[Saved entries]
## BEGIN
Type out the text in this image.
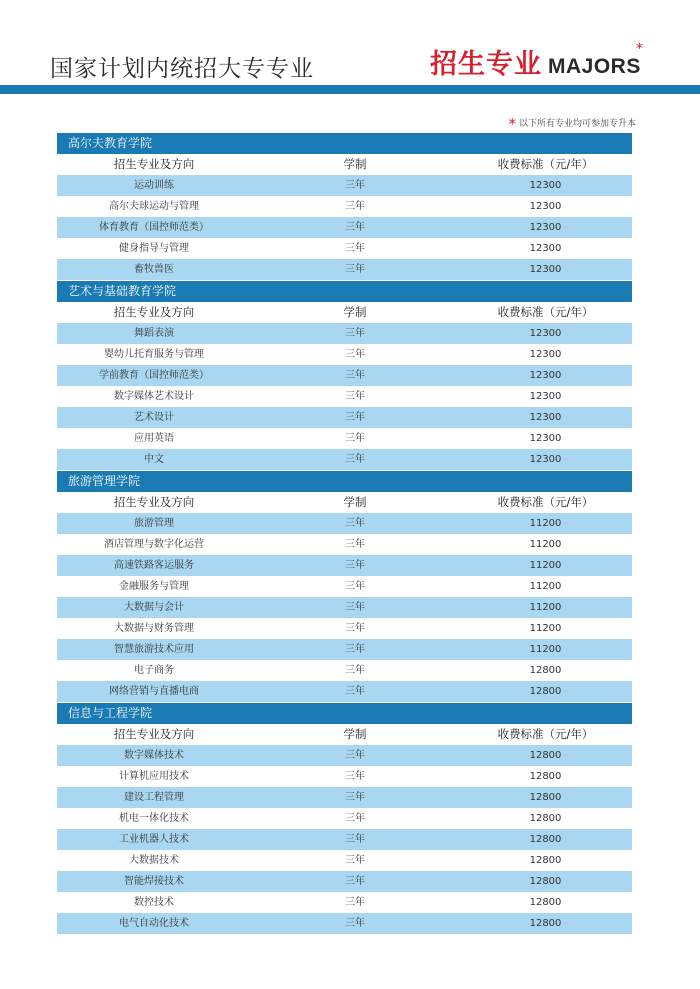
国家计划内统招大专专业	招生专业 MAJORS
*
* 以下所有专业均可参加专升本
高尔夫教育学院
招生专业及方向	学制	收费标准（元/年）
运动训练	三年	12300
高尔夫球运动与管理	三年	12300
体育教育（国控师范类）	三年	12300
健身指导与管理	三年	12300
畜牧兽医	三年	12300
艺术与基础教育学院
招生专业及方向	学制	收费标准（元/年）
舞蹈表演	三年	12300
婴幼儿托育服务与管理	三年	12300
学前教育（国控师范类）	三年	12300
数字媒体艺术设计	三年	12300
艺术设计	三年	12300
应用英语	三年	12300
中文	三年	12300
旅游管理学院
招生专业及方向	学制	收费标准（元/年）
旅游管理	三年	11200
酒店管理与数字化运营	三年	11200
高速铁路客运服务	三年	11200
金融服务与管理	三年	11200
大数据与会计	三年	11200
大数据与财务管理	三年	11200
智慧旅游技术应用	三年	11200
电子商务	三年	12800
网络营销与直播电商	三年	12800
信息与工程学院
招生专业及方向	学制	收费标准（元/年）
数字媒体技术	三年	12800
计算机应用技术	三年	12800
建设工程管理	三年	12800
机电一体化技术	三年	12800
工业机器人技术	三年	12800
大数据技术	三年	12800
智能焊接技术	三年	12800
数控技术	三年	12800
电气自动化技术	三年	12800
## END
[WORK REQUIRED] Restate the listing above word for word, and skip the pictures.

[THE REPLY]
Type out the text in this image.
国家计划内统招大专专业	招生专业 MAJORS
*
* 以下所有专业均可参加专升本
高尔夫教育学院
招生专业及方向	学制	收费标准（元/年）
运动训练	三年	12300
高尔夫球运动与管理	三年	12300
体育教育（国控师范类）	三年	12300
健身指导与管理	三年	12300
畜牧兽医	三年	12300
艺术与基础教育学院
招生专业及方向	学制	收费标准（元/年）
舞蹈表演	三年	12300
婴幼儿托育服务与管理	三年	12300
学前教育（国控师范类）	三年	12300
数字媒体艺术设计	三年	12300
艺术设计	三年	12300
应用英语	三年	12300
中文	三年	12300
旅游管理学院
招生专业及方向	学制	收费标准（元/年）
旅游管理	三年	11200
酒店管理与数字化运营	三年	11200
高速铁路客运服务	三年	11200
金融服务与管理	三年	11200
大数据与会计	三年	11200
大数据与财务管理	三年	11200
智慧旅游技术应用	三年	11200
电子商务	三年	12800
网络营销与直播电商	三年	12800
信息与工程学院
招生专业及方向	学制	收费标准（元/年）
数字媒体技术	三年	12800
计算机应用技术	三年	12800
建设工程管理	三年	12800
机电一体化技术	三年	12800
工业机器人技术	三年	12800
大数据技术	三年	12800
智能焊接技术	三年	12800
数控技术	三年	12800
电气自动化技术	三年	12800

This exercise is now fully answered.